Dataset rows
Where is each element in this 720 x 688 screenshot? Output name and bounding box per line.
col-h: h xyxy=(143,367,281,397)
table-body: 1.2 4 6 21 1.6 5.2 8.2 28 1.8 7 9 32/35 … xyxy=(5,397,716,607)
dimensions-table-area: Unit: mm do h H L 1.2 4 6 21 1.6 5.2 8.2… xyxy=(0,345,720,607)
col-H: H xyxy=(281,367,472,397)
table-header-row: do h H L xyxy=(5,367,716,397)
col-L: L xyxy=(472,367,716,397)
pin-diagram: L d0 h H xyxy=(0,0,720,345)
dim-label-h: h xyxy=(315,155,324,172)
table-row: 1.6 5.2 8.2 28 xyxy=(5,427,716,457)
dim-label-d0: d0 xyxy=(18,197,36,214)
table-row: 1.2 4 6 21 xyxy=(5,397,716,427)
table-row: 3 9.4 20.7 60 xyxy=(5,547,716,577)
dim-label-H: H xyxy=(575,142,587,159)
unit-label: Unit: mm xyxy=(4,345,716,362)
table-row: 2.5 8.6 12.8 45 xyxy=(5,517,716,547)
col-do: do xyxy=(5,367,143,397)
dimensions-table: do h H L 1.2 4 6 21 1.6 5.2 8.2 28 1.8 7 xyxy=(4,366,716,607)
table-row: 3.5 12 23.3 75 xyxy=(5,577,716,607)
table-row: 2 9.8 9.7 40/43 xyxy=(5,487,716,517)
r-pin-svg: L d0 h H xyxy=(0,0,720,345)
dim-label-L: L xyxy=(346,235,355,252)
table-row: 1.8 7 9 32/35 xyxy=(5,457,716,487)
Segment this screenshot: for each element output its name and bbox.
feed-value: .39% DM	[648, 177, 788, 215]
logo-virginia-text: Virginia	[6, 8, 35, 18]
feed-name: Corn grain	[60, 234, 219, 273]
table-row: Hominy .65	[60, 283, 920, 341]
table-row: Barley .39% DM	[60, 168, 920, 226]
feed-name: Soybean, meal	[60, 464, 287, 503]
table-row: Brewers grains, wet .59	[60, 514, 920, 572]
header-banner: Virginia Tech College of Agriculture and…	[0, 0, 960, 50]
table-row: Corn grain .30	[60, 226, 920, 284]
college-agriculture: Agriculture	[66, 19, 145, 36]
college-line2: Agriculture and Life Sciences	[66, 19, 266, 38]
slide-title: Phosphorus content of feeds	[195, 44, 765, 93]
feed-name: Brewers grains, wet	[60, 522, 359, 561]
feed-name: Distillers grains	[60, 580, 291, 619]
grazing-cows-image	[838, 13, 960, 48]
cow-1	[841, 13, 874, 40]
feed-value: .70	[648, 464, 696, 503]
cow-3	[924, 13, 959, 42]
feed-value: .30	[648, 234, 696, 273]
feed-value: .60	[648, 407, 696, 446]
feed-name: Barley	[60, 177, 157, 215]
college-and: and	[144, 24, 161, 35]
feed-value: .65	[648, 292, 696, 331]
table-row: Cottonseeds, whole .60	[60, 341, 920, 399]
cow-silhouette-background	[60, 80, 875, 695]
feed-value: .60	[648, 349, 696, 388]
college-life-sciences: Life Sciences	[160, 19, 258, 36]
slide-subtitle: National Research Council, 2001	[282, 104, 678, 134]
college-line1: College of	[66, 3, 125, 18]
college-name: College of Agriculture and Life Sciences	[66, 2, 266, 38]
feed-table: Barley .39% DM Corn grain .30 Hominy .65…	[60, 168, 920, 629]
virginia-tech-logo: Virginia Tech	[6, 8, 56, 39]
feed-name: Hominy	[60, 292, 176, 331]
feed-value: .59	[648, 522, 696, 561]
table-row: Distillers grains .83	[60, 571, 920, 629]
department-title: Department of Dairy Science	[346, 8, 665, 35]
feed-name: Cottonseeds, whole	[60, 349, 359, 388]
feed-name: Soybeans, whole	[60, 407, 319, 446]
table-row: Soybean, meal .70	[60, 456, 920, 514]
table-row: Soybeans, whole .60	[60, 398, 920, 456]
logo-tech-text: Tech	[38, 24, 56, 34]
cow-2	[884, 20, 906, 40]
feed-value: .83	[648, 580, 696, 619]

:: Requirement ::
Format each line of the listing above as a JSON list of strings, one string per line, leaving out any blank lines.

:: Solved exercise ::
[
  "Where is each element in this 720 x 688 screenshot? Output name and bounding box per line.",
  "col-h: h xyxy=(143,367,281,397)",
  "table-body: 1.2 4 6 21 1.6 5.2 8.2 28 1.8 7 9 32/35 … xyxy=(5,397,716,607)",
  "dimensions-table-area: Unit: mm do h H L 1.2 4 6 21 1.6 5.2 8.2… xyxy=(0,345,720,607)",
  "col-H: H xyxy=(281,367,472,397)",
  "table-header-row: do h H L xyxy=(5,367,716,397)",
  "col-L: L xyxy=(472,367,716,397)",
  "pin-diagram: L d0 h H xyxy=(0,0,720,345)",
  "dim-label-h: h xyxy=(315,155,324,172)",
  "table-row: 1.6 5.2 8.2 28 xyxy=(5,427,716,457)",
  "dim-label-d0: d0 xyxy=(18,197,36,214)",
  "table-row: 1.2 4 6 21 xyxy=(5,397,716,427)",
  "table-row: 3 9.4 20.7 60 xyxy=(5,547,716,577)",
  "dim-label-H: H xyxy=(575,142,587,159)",
  "unit-label: Unit: mm xyxy=(4,345,716,362)",
  "table-row: 2.5 8.6 12.8 45 xyxy=(5,517,716,547)",
  "col-do: do xyxy=(5,367,143,397)",
  "dimensions-table: do h H L 1.2 4 6 21 1.6 5.2 8.2 28 1.8 7 xyxy=(4,366,716,607)",
  "table-row: 3.5 12 23.3 75 xyxy=(5,577,716,607)",
  "table-row: 2 9.8 9.7 40/43 xyxy=(5,487,716,517)",
  "r-pin-svg: L d0 h H xyxy=(0,0,720,345)",
  "dim-label-L: L xyxy=(346,235,355,252)",
  "table-row: 1.8 7 9 32/35 xyxy=(5,457,716,487)",
  "Segment this screenshot: for each element output its name and bbox.",
  "feed-value: .39% DM\t[648, 177, 788, 215]",
  "logo-virginia-text: Virginia\t[6, 8, 35, 18]",
  "feed-name: Corn grain\t[60, 234, 219, 273]",
  "table-row: Hominy .65\t[60, 283, 920, 341]",
  "table-row: Barley .39% DM\t[60, 168, 920, 226]",
  "feed-name: Soybean, meal\t[60, 464, 287, 503]",
  "table-row: Brewers grains, wet .59\t[60, 514, 920, 572]",
  "header-banner: Virginia Tech College of Agriculture and…\t[0, 0, 960, 50]",
  "table-row: Corn grain .30\t[60, 226, 920, 284]",
  "college-agriculture: Agriculture\t[66, 19, 145, 36]",
  "college-line2: Agriculture and Life Sciences\t[66, 19, 266, 38]",
  "slide-title: Phosphorus content of feeds\t[195, 44, 765, 93]",
  "feed-name: Brewers grains, wet\t[60, 522, 359, 561]",
  "feed-name: Distillers grains\t[60, 580, 291, 619]",
  "grazing-cows-image\t[838, 13, 960, 48]",
  "cow-1\t[841, 13, 874, 40]",
  "feed-value: .70\t[648, 464, 696, 503]",
  "cow-3\t[924, 13, 959, 42]",
  "feed-value: .30\t[648, 234, 696, 273]",
  "feed-value: .60\t[648, 407, 696, 446]",
  "feed-name: Barley\t[60, 177, 157, 215]",
  "college-and: and\t[144, 24, 161, 35]",
  "feed-value: .65\t[648, 292, 696, 331]",
  "table-row: Cottonseeds, whole .60\t[60, 341, 920, 399]",
  "cow-silhouette-background\t[60, 80, 875, 695]",
  "feed-value: .60\t[648, 349, 696, 388]",
  "college-life-sciences: Life Sciences\t[160, 19, 258, 36]",
  "slide-subtitle: National Research Council, 2001\t[282, 104, 678, 134]",
  "college-line1: College of\t[66, 3, 125, 18]",
  "college-name: College of Agriculture and Life Sciences\t[66, 2, 266, 38]",
  "feed-table: Barley .39% DM Corn grain .30 Hominy .65…\t[60, 168, 920, 629]",
  "virginia-tech-logo: Virginia Tech\t[6, 8, 56, 39]",
  "feed-name: Hominy\t[60, 292, 176, 331]",
  "feed-value: .59\t[648, 522, 696, 561]",
  "table-row: Distillers grains .83\t[60, 571, 920, 629]",
  "department-title: Department of Dairy Science\t[346, 8, 665, 35]",
  "feed-name: Cottonseeds, whole\t[60, 349, 359, 388]",
  "feed-name: Soybeans, whole\t[60, 407, 319, 446]",
  "table-row: Soybean, meal .70\t[60, 456, 920, 514]",
  "table-row: Soybeans, whole .60\t[60, 398, 920, 456]",
  "logo-tech-text: Tech\t[38, 24, 56, 34]",
  "cow-2\t[884, 20, 906, 40]",
  "feed-value: .83\t[648, 580, 696, 619]"
]